- **What to do**
The required output is a single number: how many lines of the material contain the string "description".
▼▼▼
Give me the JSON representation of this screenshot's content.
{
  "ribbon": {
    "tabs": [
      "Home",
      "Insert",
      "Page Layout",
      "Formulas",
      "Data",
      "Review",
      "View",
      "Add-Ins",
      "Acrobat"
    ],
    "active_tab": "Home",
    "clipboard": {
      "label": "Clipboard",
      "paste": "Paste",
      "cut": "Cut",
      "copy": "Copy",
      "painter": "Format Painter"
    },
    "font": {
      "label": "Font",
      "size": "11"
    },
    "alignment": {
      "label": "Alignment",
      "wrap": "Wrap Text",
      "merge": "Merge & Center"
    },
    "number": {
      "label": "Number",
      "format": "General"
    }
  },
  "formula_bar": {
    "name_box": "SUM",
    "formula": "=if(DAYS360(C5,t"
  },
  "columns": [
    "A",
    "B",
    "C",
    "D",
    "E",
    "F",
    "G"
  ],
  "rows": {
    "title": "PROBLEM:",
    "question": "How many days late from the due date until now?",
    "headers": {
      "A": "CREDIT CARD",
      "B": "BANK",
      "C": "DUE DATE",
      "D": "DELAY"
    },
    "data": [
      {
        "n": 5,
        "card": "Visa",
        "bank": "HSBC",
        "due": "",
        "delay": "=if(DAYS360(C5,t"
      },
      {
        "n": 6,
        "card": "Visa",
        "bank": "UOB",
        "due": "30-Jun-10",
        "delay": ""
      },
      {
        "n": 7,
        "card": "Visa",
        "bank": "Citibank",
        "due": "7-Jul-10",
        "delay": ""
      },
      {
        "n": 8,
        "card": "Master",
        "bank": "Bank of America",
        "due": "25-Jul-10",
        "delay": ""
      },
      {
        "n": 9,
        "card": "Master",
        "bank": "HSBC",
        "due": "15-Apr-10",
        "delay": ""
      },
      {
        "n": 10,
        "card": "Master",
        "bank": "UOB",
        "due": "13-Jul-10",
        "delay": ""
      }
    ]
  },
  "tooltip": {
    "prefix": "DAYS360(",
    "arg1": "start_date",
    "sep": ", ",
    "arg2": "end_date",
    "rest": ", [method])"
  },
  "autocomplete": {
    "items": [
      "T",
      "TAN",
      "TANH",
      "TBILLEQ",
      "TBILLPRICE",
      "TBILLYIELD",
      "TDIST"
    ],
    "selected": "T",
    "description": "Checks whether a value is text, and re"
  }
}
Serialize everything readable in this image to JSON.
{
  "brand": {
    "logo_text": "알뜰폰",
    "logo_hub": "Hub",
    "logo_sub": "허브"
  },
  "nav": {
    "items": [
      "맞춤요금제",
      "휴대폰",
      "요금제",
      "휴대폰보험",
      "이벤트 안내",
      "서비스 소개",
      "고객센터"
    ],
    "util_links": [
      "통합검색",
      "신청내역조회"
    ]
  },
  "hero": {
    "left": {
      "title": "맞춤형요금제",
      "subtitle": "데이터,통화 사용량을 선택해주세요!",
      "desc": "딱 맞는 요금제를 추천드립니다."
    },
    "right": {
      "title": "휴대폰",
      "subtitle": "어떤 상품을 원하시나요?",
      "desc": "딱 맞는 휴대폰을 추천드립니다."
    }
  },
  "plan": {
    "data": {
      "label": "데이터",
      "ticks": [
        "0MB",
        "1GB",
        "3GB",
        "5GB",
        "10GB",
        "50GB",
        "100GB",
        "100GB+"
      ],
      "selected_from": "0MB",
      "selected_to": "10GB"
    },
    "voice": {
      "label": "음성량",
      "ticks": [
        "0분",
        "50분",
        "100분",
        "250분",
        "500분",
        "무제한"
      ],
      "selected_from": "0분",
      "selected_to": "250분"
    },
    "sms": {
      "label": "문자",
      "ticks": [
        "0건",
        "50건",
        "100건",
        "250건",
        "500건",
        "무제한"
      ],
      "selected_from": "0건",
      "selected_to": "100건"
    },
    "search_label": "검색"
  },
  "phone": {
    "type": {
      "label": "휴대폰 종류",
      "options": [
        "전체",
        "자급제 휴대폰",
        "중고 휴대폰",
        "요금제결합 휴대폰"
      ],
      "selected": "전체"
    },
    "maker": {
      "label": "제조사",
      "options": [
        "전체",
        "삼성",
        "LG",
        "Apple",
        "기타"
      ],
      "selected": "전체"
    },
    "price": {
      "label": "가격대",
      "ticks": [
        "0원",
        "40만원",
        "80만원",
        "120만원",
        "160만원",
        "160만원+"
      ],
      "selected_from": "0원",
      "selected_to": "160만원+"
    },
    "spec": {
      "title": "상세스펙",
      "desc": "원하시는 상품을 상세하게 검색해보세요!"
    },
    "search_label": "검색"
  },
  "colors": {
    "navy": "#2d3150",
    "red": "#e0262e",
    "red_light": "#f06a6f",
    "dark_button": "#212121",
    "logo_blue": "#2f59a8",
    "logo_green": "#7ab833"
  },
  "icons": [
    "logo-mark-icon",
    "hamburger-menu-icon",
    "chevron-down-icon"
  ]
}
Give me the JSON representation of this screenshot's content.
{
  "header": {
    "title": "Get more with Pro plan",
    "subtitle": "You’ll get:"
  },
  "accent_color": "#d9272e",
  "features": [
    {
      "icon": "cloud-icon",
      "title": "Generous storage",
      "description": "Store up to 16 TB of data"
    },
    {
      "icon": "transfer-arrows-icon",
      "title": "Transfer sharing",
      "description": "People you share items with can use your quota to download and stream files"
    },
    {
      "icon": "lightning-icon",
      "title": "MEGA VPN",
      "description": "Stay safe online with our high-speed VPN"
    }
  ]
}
▲▲▲
- **Answer**
4